## Exercise material
— start —
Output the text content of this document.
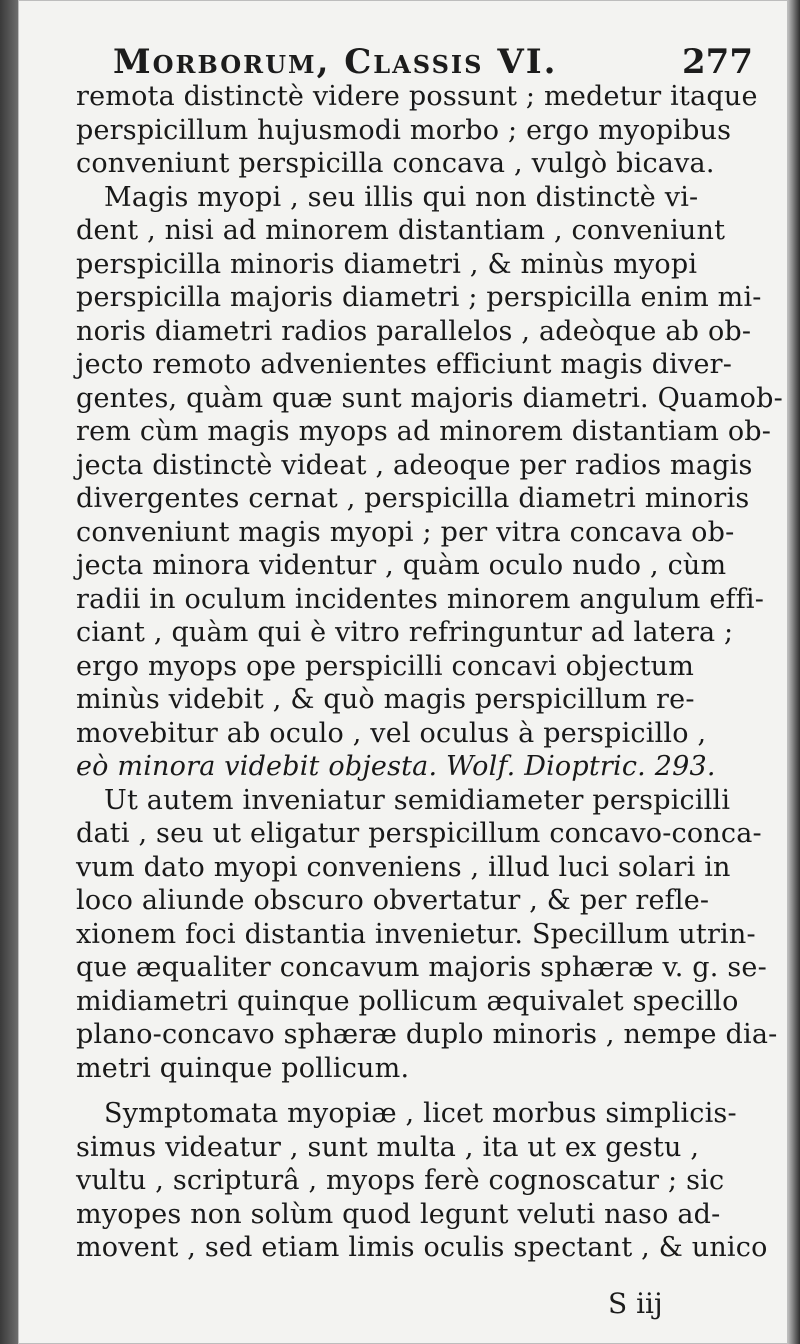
Morborum, Classis VI.	277
remota distinctè videre possunt ; medetur itaque
perspicillum hujusmodi morbo ; ergo myopibus
conveniunt perspicilla concava , vulgò bicava.
Magis myopi , seu illis qui non distinctè vi-
dent , nisi ad minorem distantiam , conveniunt
perspicilla minoris diametri , & minùs myopi
perspicilla majoris diametri ; perspicilla enim mi-
noris diametri radios parallelos , adeòque ab ob-
jecto remoto advenientes efficiunt magis diver-
gentes, quàm quæ sunt majoris diametri. Quamob-
rem cùm magis myops ad minorem distantiam ob-
jecta distinctè videat , adeoque per radios magis
divergentes cernat , perspicilla diametri minoris
conveniunt magis myopi ; per vitra concava ob-
jecta minora videntur , quàm oculo nudo , cùm
radii in oculum incidentes minorem angulum effi-
ciant , quàm qui è vitro refringuntur ad latera ;
ergo myops ope perspicilli concavi objectum
minùs videbit , & quò magis perspicillum re-
movebitur ab oculo , vel oculus à perspicillo ,
eò minora videbit objesta. Wolf. Dioptric. 293.
Ut autem inveniatur semidiameter perspicilli
dati , seu ut eligatur perspicillum concavo-conca-
vum dato myopi conveniens , illud luci solari in
loco aliunde obscuro obvertatur , & per refle-
xionem foci distantia invenietur. Specillum utrin-
que æqualiter concavum majoris sphæræ v. g. se-
midiametri quinque pollicum æquivalet specillo
plano-concavo sphæræ duplo minoris , nempe dia-
metri quinque pollicum.
Symptomata myopiæ , licet morbus simplicis-
simus videatur , sunt multa , ita ut ex gestu ,
vultu , scripturâ , myops ferè cognoscatur ; sic
myopes non solùm quod legunt veluti naso ad-
movent , sed etiam limis oculis spectant , & unico
S iij
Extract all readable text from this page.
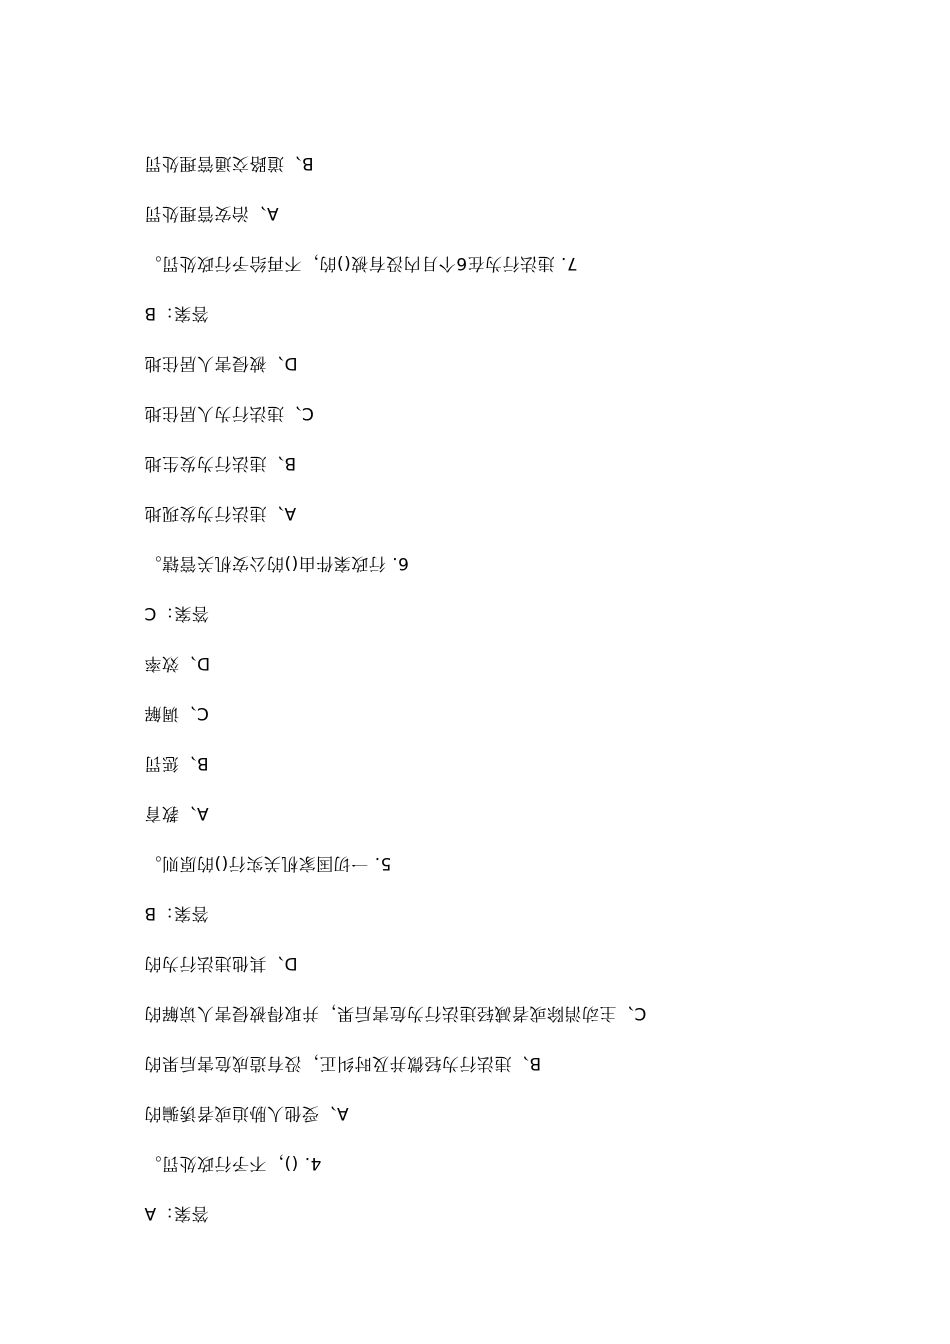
B、道路交通管理处罚
A、治安管理处罚
7. 违法行为在6个月内没有被()的，不再给予行政处罚。
答案：B
D、被侵害人居住地
C、违法行为人居住地
B、违法行为发生地
A、违法行为发现地
6. 行政案件由()的公安机关管辖。
答案：C
D、效率
C、调解
B、惩罚
A、教育
5. 一切国家机关实行()的原则。
答案：B
D、其他违法行为的
C、主动消除或者减轻违法行为危害后果，并取得被侵害人谅解的
B、违法行为轻微并及时纠正，没有造成危害后果的
A、受他人胁迫或者诱骗的
4. ()，不予行政处罚。
答案：A
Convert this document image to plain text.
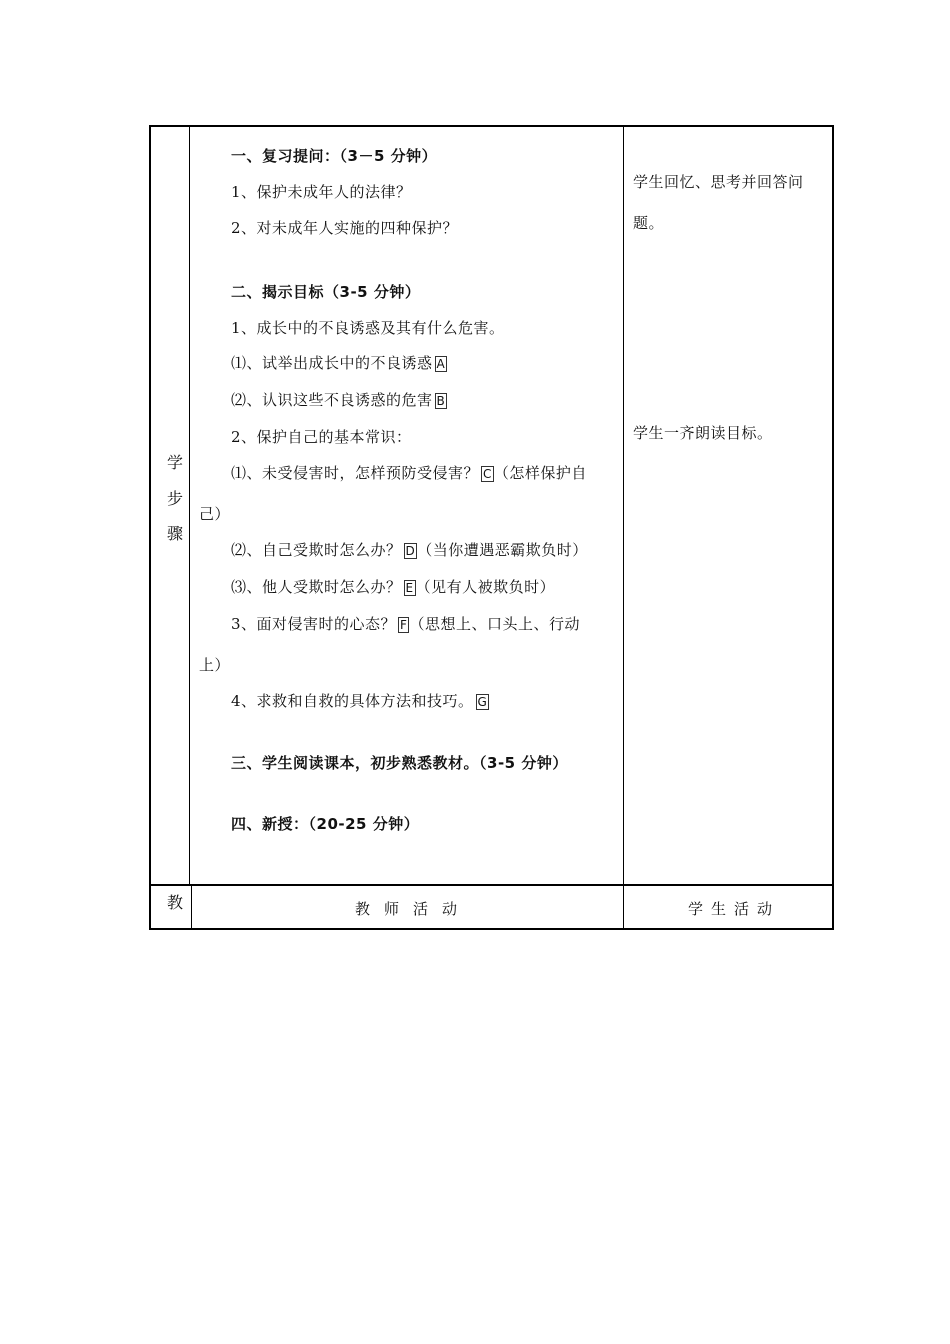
学
步
骤
教
一、复习提问：（3－5 分钟）
1、保护未成年人的法律？
2、对未成年人实施的四种保护？
二、揭示目标（3-5 分钟）
1、成长中的不良诱惑及其有什么危害。
⑴、试举出成长中的不良诱惑 A
⑵、认识这些不良诱惑的危害 B
2、保护自己的基本常识：
⑴、未受侵害时，怎样预防受侵害？ C （怎样保护自
己）
⑵、自己受欺时怎么办？ D （当你遭遇恶霸欺负时）
⑶、他人受欺时怎么办？ E （见有人被欺负时）
3、面对侵害时的心态？ F （思想上、口头上、行动
上）
4、求救和自救的具体方法和技巧。 G
三、学生阅读课本，初步熟悉教材。（3-5 分钟）
四、新授：（20-25 分钟）
学生回忆、思考并回答问
题。
学生一齐朗读目标。
教师活动	学生活动
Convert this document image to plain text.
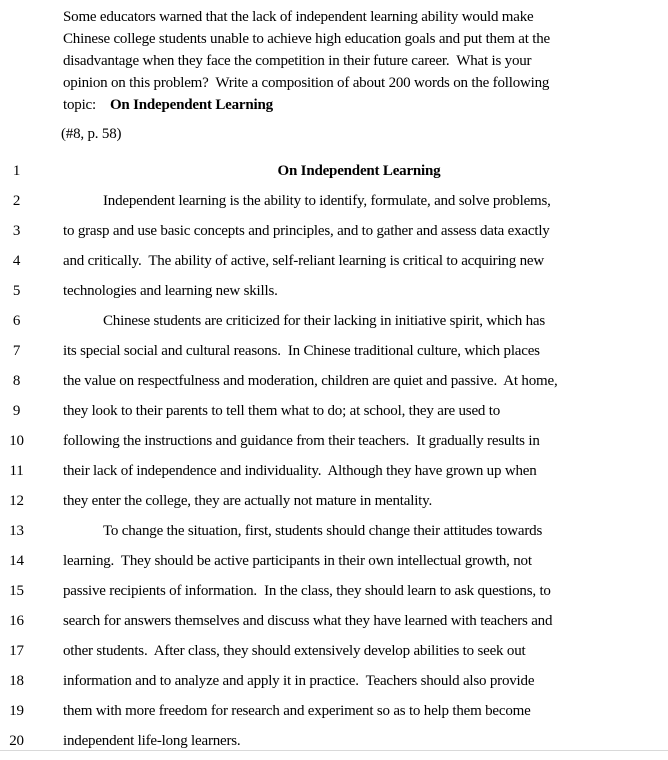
Some educators warned that the lack of independent learning ability would make
Chinese college students unable to achieve high education goals and put them at the
disadvantage when they face the competition in their future career.  What is your
opinion on this problem?  Write a composition of about 200 words on the following
topic: On Independent Learning
(#8, p. 58)
1	On Independent Learning
2	Independent learning is the ability to identify, formulate, and solve problems,
3	to grasp and use basic concepts and principles, and to gather and assess data exactly
4	and critically.  The ability of active, self-reliant learning is critical to acquiring new
5	technologies and learning new skills.
6	Chinese students are criticized for their lacking in initiative spirit, which has
7	its special social and cultural reasons.  In Chinese traditional culture, which places
8	the value on respectfulness and moderation, children are quiet and passive.  At home,
9	they look to their parents to tell them what to do; at school, they are used to
10	following the instructions and guidance from their teachers.  It gradually results in
11	their lack of independence and individuality.  Although they have grown up when
12	they enter the college, they are actually not mature in mentality.
13	To change the situation, first, students should change their attitudes towards
14	learning.  They should be active participants in their own intellectual growth, not
15	passive recipients of information.  In the class, they should learn to ask questions, to
16	search for answers themselves and discuss what they have learned with teachers and
17	other students.  After class, they should extensively develop abilities to seek out
18	information and to analyze and apply it in practice.  Teachers should also provide
19	them with more freedom for research and experiment so as to help them become
20	independent life-long learners.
— end —
## Instruction
Pick out and copy every line that contains the word "minora".

## In response
jecta minora videntur , quàm oculo nudo , cùm
eò minora videbit objesta. Wolf. Dioptric. 293.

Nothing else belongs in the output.